**Entries supplied:**

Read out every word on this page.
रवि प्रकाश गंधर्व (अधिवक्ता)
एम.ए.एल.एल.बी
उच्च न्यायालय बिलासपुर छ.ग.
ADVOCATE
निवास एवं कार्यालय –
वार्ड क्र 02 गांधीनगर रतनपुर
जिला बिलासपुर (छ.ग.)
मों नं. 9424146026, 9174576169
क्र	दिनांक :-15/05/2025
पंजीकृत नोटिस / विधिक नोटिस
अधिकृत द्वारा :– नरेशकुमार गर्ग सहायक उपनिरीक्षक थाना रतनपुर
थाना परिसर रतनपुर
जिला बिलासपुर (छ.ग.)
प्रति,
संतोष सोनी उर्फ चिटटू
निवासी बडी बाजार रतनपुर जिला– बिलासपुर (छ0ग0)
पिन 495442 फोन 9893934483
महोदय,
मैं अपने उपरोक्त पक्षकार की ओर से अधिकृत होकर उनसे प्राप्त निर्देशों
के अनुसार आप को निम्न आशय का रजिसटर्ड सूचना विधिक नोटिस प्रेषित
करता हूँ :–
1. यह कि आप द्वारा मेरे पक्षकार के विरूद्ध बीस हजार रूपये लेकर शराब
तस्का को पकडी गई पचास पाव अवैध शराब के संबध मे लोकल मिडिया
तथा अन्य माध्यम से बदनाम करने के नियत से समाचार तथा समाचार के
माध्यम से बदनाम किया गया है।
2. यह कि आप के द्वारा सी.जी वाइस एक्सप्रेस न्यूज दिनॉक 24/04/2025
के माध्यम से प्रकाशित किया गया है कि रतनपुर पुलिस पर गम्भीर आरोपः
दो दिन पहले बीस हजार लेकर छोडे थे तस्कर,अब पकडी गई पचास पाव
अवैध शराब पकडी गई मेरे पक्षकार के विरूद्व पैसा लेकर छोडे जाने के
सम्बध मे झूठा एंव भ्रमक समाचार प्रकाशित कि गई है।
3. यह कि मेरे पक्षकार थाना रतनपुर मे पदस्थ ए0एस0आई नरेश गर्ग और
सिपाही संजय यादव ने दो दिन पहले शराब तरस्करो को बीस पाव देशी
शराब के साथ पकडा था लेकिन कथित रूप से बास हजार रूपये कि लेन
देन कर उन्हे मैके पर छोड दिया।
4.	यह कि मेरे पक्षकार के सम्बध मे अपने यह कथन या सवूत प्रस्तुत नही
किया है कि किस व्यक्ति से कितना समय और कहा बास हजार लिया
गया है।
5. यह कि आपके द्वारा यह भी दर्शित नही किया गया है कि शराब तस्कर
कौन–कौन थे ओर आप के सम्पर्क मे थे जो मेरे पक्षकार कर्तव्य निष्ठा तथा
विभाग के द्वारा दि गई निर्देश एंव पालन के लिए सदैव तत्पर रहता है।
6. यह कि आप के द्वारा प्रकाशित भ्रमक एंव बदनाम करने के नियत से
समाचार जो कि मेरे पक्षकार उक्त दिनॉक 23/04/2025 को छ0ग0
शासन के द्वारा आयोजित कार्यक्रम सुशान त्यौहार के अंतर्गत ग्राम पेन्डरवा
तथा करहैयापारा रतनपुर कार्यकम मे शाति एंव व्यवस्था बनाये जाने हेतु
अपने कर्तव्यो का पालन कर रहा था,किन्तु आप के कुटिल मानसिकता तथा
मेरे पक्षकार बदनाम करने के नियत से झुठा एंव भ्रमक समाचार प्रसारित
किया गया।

**Problem to solve:** Take every line containing the word "रतनप" and copy it.

**Task result:**
वार्ड क्र 02 गांधीनगर रतनपुर
अधिकृत द्वारा :– नरेशकुमार गर्ग सहायक उपनिरीक्षक थाना रतनपुर
थाना परिसर रतनपुर
निवासी बडी बाजार रतनपुर जिला– बिलासपुर (छ0ग0)
के माध्यम से प्रकाशित किया गया है कि रतनपुर पुलिस पर गम्भीर आरोपः
3. यह कि मेरे पक्षकार थाना रतनपुर मे पदस्थ ए0एस0आई नरेश गर्ग और
तथा करहैयापारा रतनपुर कार्यकम मे शाति एंव व्यवस्था बनाये जाने हेतु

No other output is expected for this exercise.